> _Work instructions_
Copy out every line of the records where the string "document" occurs.

━━━━━━━━━━

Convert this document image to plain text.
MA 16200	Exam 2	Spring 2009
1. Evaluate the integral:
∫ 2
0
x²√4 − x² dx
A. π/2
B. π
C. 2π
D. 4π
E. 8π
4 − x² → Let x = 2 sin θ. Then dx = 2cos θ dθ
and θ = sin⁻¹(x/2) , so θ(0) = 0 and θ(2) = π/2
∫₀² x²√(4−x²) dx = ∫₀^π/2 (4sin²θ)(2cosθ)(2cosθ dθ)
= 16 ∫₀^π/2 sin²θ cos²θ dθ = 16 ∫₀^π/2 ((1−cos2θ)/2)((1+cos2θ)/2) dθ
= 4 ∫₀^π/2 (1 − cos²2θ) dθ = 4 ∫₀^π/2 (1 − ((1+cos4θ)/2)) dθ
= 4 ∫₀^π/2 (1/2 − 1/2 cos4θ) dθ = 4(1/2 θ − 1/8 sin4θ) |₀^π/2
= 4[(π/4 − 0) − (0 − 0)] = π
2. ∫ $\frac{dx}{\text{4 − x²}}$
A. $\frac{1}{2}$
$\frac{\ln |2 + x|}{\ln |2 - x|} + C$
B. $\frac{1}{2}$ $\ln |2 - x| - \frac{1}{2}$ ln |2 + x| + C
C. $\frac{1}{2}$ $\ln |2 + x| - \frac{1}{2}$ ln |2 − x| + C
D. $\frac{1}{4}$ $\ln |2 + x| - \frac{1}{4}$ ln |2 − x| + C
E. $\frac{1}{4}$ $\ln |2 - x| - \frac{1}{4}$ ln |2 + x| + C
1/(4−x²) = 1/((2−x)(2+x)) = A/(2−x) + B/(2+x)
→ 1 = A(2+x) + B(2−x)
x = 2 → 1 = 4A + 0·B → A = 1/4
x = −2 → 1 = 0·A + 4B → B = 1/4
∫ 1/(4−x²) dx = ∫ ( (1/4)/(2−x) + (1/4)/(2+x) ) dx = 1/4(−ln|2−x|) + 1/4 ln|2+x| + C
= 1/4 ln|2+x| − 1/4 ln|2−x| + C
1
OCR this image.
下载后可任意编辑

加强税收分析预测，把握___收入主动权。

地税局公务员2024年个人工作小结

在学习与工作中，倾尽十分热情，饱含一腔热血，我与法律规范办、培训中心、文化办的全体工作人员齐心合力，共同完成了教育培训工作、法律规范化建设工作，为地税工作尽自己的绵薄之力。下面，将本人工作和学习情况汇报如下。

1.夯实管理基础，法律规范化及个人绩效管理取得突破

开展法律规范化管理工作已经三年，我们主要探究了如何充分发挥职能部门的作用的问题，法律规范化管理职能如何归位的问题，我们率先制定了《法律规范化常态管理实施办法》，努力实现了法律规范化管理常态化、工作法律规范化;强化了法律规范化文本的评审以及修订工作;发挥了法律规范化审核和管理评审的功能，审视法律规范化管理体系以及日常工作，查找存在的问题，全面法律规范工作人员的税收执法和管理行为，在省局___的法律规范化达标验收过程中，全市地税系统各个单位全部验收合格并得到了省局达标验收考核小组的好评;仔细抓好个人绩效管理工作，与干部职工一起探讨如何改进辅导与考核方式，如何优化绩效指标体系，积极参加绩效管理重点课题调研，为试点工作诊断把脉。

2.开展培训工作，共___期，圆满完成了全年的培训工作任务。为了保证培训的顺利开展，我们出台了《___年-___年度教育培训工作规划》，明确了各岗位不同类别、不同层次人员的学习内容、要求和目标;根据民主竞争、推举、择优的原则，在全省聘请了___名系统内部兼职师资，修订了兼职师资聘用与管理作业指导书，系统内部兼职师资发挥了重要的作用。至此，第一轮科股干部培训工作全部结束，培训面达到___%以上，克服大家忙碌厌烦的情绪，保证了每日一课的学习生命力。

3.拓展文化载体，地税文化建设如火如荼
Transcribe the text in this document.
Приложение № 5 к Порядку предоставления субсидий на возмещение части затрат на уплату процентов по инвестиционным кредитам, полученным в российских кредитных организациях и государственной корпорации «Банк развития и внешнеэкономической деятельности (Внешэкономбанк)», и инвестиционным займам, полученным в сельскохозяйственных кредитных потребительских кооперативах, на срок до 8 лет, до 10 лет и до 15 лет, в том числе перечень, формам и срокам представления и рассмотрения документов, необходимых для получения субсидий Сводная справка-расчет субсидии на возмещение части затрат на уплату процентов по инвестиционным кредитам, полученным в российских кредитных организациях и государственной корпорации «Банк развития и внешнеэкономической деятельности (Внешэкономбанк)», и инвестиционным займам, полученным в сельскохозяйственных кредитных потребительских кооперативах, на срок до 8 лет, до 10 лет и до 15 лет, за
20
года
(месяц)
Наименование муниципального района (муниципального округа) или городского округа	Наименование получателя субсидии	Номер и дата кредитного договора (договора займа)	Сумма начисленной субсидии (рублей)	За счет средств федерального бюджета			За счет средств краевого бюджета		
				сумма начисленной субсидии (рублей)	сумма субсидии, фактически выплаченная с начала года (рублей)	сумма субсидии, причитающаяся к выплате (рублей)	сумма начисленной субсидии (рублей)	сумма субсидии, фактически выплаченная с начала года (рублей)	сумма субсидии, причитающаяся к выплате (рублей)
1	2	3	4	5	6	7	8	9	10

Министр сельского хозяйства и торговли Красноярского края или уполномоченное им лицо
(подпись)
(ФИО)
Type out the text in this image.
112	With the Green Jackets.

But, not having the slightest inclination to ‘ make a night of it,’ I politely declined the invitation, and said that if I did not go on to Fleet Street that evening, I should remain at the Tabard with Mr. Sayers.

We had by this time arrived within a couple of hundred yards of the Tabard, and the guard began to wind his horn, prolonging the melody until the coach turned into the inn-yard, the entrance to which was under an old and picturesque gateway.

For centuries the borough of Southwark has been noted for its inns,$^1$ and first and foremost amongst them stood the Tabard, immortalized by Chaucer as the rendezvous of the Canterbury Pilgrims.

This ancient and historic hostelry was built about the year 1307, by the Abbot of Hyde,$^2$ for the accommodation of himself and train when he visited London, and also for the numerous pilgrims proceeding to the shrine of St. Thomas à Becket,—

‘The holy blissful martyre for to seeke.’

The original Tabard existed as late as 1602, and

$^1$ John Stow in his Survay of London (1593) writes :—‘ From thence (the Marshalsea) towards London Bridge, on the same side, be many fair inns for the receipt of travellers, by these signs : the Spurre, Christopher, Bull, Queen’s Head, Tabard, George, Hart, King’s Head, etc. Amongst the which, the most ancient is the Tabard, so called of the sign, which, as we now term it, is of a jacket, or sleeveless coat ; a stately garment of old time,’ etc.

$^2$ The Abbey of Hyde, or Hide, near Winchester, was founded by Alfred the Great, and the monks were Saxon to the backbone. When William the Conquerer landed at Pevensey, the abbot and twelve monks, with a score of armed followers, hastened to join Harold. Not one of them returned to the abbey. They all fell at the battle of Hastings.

━━━━━━━━━━

> _The answer_
Convert this document image to plain text.
Transcribe the text in this document.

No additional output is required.